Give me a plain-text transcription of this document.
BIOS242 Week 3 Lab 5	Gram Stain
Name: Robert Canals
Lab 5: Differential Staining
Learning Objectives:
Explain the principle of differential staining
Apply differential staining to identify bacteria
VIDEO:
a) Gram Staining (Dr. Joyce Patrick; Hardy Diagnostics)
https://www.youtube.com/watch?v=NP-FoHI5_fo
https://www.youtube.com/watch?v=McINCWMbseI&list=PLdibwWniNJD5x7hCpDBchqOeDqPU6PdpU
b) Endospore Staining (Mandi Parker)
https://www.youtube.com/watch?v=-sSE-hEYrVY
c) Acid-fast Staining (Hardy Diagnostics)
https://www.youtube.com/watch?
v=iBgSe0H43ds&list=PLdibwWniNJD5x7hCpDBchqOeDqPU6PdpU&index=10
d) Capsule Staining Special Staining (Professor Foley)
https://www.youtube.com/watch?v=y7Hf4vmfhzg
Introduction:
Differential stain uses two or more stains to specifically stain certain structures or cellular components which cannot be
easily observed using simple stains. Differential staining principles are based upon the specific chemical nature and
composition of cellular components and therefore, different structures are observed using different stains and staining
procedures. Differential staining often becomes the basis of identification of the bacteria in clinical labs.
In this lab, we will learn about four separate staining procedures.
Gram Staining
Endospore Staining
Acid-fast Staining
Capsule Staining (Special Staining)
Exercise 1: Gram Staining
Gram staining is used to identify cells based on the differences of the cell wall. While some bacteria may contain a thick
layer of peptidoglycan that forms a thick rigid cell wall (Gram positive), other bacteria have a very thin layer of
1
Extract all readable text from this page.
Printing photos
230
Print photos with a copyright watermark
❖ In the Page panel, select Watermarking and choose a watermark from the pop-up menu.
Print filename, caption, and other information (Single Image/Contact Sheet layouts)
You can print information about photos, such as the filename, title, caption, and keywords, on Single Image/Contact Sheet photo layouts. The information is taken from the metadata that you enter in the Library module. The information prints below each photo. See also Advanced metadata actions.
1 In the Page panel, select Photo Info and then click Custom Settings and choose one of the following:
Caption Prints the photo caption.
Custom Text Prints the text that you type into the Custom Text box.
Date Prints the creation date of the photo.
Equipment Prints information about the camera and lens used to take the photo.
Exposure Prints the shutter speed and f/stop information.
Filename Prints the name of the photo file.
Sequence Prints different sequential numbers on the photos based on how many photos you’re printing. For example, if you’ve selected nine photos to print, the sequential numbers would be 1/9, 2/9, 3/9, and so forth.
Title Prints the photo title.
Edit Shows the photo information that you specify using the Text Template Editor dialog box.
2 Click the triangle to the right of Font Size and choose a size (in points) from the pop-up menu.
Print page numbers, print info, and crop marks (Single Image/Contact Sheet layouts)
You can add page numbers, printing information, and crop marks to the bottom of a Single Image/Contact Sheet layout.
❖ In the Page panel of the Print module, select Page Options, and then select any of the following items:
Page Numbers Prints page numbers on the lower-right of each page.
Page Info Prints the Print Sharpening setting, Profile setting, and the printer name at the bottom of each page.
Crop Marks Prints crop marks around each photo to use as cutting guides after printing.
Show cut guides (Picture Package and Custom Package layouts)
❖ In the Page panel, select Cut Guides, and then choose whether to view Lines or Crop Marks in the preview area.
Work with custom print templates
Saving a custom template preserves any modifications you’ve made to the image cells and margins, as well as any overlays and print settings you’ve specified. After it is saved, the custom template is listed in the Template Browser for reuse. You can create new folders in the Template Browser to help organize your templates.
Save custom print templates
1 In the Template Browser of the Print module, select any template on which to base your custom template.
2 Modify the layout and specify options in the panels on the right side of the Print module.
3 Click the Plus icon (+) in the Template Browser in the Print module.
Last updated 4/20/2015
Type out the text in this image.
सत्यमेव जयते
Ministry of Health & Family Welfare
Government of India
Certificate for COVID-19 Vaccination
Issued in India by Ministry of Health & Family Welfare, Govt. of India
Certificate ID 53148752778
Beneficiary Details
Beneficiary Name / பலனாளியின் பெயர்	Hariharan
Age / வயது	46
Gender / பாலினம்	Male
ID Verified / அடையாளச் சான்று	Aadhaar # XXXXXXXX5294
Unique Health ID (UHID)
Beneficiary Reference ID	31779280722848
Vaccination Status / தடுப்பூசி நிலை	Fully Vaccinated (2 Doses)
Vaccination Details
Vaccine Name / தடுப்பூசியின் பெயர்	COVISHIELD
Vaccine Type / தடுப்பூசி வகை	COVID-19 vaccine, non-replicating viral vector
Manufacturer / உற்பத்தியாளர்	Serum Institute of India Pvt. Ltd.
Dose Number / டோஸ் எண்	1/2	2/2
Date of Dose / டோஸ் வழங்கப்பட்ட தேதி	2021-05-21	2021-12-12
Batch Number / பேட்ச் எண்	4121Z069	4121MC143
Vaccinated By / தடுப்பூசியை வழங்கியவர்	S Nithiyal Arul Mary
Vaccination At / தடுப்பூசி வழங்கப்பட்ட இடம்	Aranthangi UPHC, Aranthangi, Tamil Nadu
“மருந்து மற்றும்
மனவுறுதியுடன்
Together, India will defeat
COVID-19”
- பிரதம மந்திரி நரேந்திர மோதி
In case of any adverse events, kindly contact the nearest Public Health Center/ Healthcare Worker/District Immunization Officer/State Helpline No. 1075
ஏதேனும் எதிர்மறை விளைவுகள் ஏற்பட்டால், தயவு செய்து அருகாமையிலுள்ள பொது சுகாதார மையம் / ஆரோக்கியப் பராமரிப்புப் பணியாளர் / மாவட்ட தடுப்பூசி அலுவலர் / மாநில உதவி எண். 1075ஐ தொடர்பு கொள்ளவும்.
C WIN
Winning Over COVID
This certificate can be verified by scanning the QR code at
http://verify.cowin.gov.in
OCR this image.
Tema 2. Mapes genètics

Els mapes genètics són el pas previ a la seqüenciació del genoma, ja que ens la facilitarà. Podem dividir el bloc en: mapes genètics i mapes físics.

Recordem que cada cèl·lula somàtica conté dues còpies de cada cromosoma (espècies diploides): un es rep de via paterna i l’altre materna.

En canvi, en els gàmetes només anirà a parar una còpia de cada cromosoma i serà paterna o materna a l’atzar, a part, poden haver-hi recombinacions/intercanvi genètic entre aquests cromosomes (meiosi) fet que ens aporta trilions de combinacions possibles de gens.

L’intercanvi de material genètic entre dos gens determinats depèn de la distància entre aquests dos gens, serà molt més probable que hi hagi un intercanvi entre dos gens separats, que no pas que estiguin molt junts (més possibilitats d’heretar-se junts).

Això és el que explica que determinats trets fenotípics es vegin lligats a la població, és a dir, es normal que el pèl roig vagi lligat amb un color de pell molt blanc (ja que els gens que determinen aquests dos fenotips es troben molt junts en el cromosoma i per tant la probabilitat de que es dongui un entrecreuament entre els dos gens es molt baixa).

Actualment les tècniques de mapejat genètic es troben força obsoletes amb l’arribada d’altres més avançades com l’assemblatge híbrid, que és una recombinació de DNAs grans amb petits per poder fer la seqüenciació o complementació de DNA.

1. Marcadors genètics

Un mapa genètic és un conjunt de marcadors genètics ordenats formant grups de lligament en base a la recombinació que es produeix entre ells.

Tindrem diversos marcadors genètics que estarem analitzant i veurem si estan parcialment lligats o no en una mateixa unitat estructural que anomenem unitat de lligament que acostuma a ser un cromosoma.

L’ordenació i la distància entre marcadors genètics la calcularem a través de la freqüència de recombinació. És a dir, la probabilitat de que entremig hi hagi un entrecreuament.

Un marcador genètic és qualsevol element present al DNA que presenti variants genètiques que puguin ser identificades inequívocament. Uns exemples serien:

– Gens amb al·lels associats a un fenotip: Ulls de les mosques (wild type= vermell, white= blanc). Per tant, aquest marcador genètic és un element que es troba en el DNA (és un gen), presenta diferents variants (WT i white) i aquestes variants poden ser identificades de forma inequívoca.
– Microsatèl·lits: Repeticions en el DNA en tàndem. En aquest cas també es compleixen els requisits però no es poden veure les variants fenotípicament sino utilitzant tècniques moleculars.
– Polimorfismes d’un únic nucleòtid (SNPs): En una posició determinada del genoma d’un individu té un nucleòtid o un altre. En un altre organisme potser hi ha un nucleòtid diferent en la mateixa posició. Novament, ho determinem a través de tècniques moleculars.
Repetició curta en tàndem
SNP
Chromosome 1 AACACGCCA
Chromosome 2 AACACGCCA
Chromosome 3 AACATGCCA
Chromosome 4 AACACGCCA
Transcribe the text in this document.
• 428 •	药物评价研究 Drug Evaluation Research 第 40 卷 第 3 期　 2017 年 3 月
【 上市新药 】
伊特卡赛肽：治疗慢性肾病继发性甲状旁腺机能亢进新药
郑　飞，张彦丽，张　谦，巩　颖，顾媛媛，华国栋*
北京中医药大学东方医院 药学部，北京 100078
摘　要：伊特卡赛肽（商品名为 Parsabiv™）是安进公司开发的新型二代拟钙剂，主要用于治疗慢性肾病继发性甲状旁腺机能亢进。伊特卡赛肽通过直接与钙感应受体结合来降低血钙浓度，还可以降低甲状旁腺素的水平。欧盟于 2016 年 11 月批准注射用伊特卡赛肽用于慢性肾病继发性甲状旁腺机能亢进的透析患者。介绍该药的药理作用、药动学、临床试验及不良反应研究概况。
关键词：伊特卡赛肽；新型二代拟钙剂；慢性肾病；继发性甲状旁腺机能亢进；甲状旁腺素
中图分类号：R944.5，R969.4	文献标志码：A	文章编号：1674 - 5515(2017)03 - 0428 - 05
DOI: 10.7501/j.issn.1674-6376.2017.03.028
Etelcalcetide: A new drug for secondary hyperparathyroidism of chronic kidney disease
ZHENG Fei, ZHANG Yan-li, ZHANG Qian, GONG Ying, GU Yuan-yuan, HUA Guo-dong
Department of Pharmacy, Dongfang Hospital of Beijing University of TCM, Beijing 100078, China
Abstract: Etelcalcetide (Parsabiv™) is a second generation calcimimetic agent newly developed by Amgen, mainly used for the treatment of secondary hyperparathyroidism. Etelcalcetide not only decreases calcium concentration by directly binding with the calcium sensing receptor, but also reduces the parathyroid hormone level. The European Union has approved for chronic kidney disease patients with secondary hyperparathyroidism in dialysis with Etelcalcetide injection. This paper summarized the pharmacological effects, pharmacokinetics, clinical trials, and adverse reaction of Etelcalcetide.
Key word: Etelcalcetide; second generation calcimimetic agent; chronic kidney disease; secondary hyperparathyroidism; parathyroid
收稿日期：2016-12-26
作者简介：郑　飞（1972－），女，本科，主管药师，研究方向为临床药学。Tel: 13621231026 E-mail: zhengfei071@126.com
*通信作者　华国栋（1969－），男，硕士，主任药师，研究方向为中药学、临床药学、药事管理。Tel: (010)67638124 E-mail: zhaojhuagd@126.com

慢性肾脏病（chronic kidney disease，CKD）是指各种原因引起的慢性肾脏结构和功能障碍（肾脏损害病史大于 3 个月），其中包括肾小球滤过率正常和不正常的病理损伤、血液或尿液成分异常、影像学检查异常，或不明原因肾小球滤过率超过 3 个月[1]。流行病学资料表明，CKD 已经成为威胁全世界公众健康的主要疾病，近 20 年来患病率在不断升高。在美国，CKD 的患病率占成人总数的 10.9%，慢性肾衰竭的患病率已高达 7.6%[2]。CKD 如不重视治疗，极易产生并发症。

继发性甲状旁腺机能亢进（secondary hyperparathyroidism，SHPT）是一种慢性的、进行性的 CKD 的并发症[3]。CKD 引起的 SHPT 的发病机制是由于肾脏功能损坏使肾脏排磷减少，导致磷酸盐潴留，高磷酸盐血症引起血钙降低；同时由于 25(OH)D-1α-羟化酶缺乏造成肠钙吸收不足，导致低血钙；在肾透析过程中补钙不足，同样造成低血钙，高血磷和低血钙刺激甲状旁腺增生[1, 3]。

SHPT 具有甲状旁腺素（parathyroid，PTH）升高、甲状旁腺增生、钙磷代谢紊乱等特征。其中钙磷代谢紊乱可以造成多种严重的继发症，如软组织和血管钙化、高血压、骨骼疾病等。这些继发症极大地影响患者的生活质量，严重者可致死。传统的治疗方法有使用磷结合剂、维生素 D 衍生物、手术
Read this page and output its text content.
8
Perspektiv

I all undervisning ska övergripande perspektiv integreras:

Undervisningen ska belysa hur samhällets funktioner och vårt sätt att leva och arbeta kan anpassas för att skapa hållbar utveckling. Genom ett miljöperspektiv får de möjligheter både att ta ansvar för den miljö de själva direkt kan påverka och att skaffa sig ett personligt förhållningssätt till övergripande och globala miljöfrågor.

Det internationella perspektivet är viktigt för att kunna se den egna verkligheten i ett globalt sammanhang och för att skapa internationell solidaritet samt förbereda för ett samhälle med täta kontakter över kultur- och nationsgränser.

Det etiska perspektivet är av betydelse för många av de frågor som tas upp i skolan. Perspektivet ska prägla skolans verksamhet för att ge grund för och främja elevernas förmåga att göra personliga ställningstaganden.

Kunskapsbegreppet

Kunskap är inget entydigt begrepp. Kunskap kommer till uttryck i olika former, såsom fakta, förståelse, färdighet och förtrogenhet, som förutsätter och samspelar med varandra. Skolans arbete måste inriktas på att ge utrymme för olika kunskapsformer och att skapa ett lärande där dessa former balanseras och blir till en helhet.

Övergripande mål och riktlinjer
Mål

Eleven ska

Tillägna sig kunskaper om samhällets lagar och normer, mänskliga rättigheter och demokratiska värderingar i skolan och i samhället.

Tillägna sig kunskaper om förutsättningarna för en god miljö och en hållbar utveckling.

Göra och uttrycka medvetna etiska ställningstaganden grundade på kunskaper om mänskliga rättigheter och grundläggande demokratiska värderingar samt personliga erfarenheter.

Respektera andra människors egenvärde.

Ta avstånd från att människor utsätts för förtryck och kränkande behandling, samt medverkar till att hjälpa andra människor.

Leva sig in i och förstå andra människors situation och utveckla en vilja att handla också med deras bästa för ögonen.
......
*What is expected*: State the number of lines in the records that hold the string "title", and add nothing.

*Finished exercise*: 2